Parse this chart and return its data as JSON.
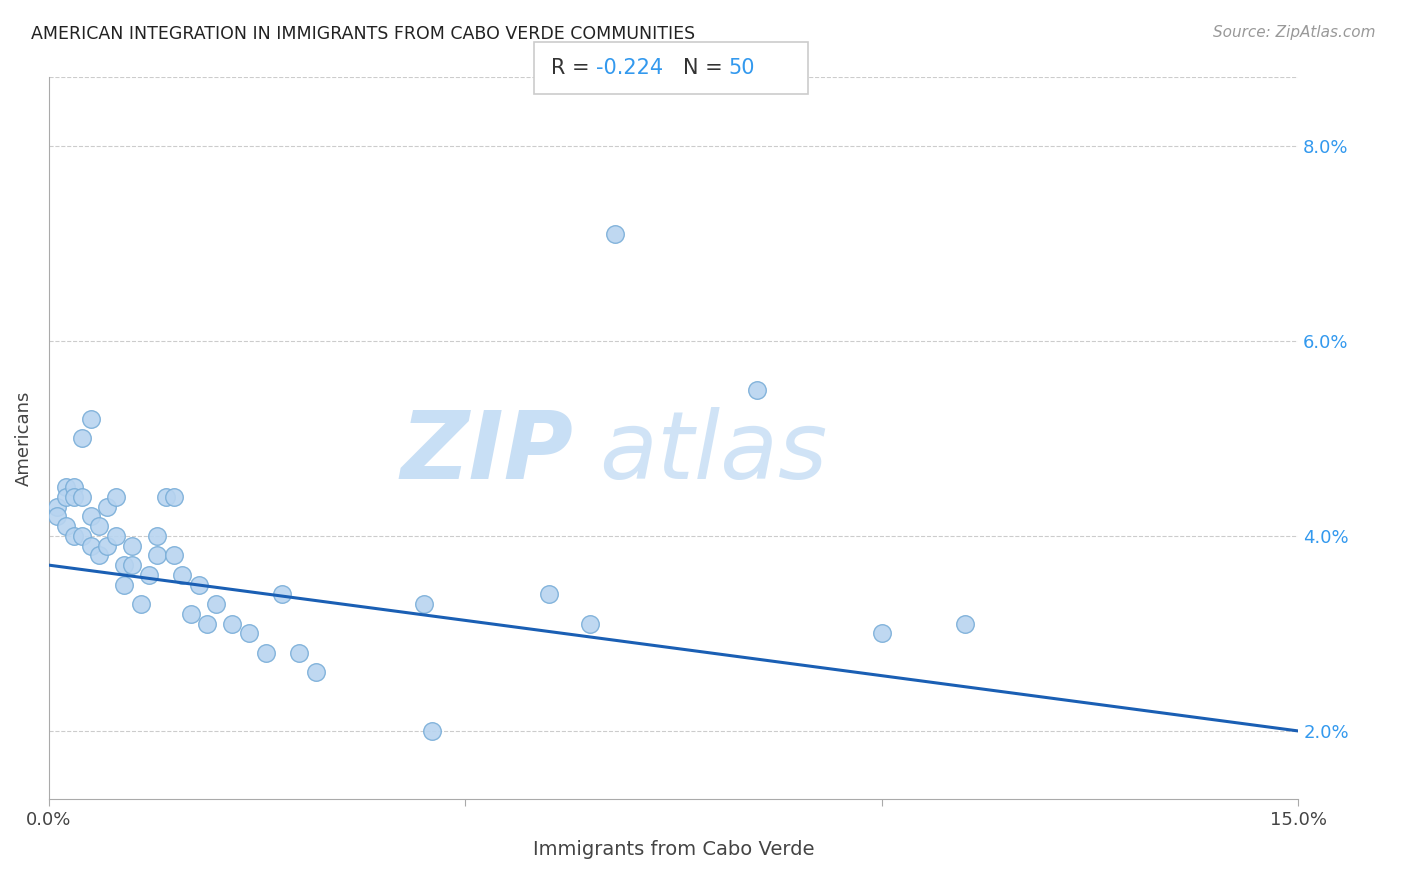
{
  "title": "AMERICAN INTEGRATION IN IMMIGRANTS FROM CABO VERDE COMMUNITIES",
  "source": "Source: ZipAtlas.com",
  "xlabel": "Immigrants from Cabo Verde",
  "ylabel": "Americans",
  "R": -0.224,
  "N": 50,
  "xlim": [
    0.0,
    0.15
  ],
  "ylim": [
    0.013,
    0.087
  ],
  "xticks": [
    0.0,
    0.05,
    0.1,
    0.15
  ],
  "xtick_labels": [
    "0.0%",
    "",
    "",
    "15.0%"
  ],
  "yticks": [
    0.02,
    0.03,
    0.04,
    0.05,
    0.06,
    0.07,
    0.08
  ],
  "ytick_labels": [
    "2.0%",
    "",
    "4.0%",
    "",
    "6.0%",
    "",
    "8.0%"
  ],
  "scatter_color": "#b8d4f0",
  "scatter_edgecolor": "#7aaed8",
  "line_color": "#1a5fb4",
  "scatter_x": [
    0.001,
    0.001,
    0.002,
    0.002,
    0.002,
    0.003,
    0.003,
    0.003,
    0.004,
    0.004,
    0.004,
    0.005,
    0.005,
    0.005,
    0.006,
    0.006,
    0.007,
    0.007,
    0.008,
    0.008,
    0.009,
    0.009,
    0.01,
    0.01,
    0.011,
    0.012,
    0.013,
    0.013,
    0.014,
    0.015,
    0.015,
    0.016,
    0.017,
    0.018,
    0.019,
    0.02,
    0.022,
    0.024,
    0.026,
    0.028,
    0.03,
    0.032,
    0.045,
    0.046,
    0.06,
    0.065,
    0.068,
    0.085,
    0.1,
    0.11
  ],
  "scatter_y": [
    0.043,
    0.042,
    0.045,
    0.044,
    0.041,
    0.045,
    0.044,
    0.04,
    0.05,
    0.044,
    0.04,
    0.052,
    0.042,
    0.039,
    0.041,
    0.038,
    0.043,
    0.039,
    0.044,
    0.04,
    0.037,
    0.035,
    0.039,
    0.037,
    0.033,
    0.036,
    0.04,
    0.038,
    0.044,
    0.044,
    0.038,
    0.036,
    0.032,
    0.035,
    0.031,
    0.033,
    0.031,
    0.03,
    0.028,
    0.034,
    0.028,
    0.026,
    0.033,
    0.02,
    0.034,
    0.031,
    0.071,
    0.055,
    0.03,
    0.031
  ],
  "line_x0": 0.0,
  "line_x1": 0.15,
  "line_y0": 0.037,
  "line_y1": 0.02
}
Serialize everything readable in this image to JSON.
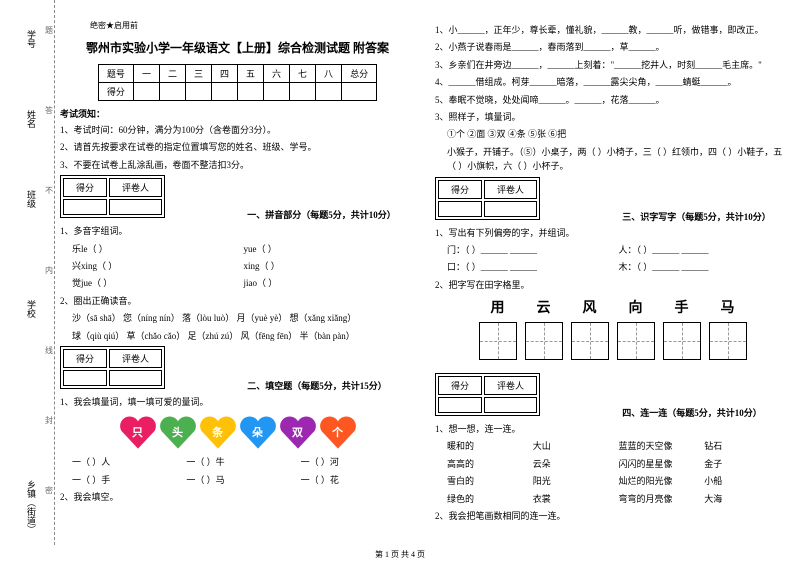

Requirements:
Quote every record above exactly, leaving out the pictures.

Solution for this problem:
Parse this chart and return its data as JSON.
{
  "title": "AMERICAN INTEGRATION IN IMMIGRANTS FROM CABO VERDE COMMUNITIES",
  "source": "Source: ZipAtlas.com",
  "xlabel": "Immigrants from Cabo Verde",
  "ylabel": "Americans",
  "R": -0.224,
  "N": 50,
  "xlim": [
    0.0,
    0.15
  ],
  "ylim": [
    0.013,
    0.087
  ],
  "xticks": [
    0.0,
    0.05,
    0.1,
    0.15
  ],
  "xtick_labels": [
    "0.0%",
    "",
    "",
    "15.0%"
  ],
  "yticks": [
    0.02,
    0.03,
    0.04,
    0.05,
    0.06,
    0.07,
    0.08
  ],
  "ytick_labels": [
    "2.0%",
    "",
    "4.0%",
    "",
    "6.0%",
    "",
    "8.0%"
  ],
  "scatter_color": "#b8d4f0",
  "scatter_edgecolor": "#7aaed8",
  "line_color": "#1a5fb4",
  "scatter_x": [
    0.001,
    0.001,
    0.002,
    0.002,
    0.002,
    0.003,
    0.003,
    0.003,
    0.004,
    0.004,
    0.004,
    0.005,
    0.005,
    0.005,
    0.006,
    0.006,
    0.007,
    0.007,
    0.008,
    0.008,
    0.009,
    0.009,
    0.01,
    0.01,
    0.011,
    0.012,
    0.013,
    0.013,
    0.014,
    0.015,
    0.015,
    0.016,
    0.017,
    0.018,
    0.019,
    0.02,
    0.022,
    0.024,
    0.026,
    0.028,
    0.03,
    0.032,
    0.045,
    0.046,
    0.06,
    0.065,
    0.068,
    0.085,
    0.1,
    0.11
  ],
  "scatter_y": [
    0.043,
    0.042,
    0.045,
    0.044,
    0.041,
    0.045,
    0.044,
    0.04,
    0.05,
    0.044,
    0.04,
    0.052,
    0.042,
    0.039,
    0.041,
    0.038,
    0.043,
    0.039,
    0.044,
    0.04,
    0.037,
    0.035,
    0.039,
    0.037,
    0.033,
    0.036,
    0.04,
    0.038,
    0.044,
    0.044,
    0.038,
    0.036,
    0.032,
    0.035,
    0.031,
    0.033,
    0.031,
    0.03,
    0.028,
    0.034,
    0.028,
    0.026,
    0.033,
    0.02,
    0.034,
    0.031,
    0.071,
    0.055,
    0.03,
    0.031
  ],
  "line_x0": 0.0,
  "line_x1": 0.15,
  "line_y0": 0.037,
  "line_y1": 0.02
}
Serialize everything readable in this image to JSON.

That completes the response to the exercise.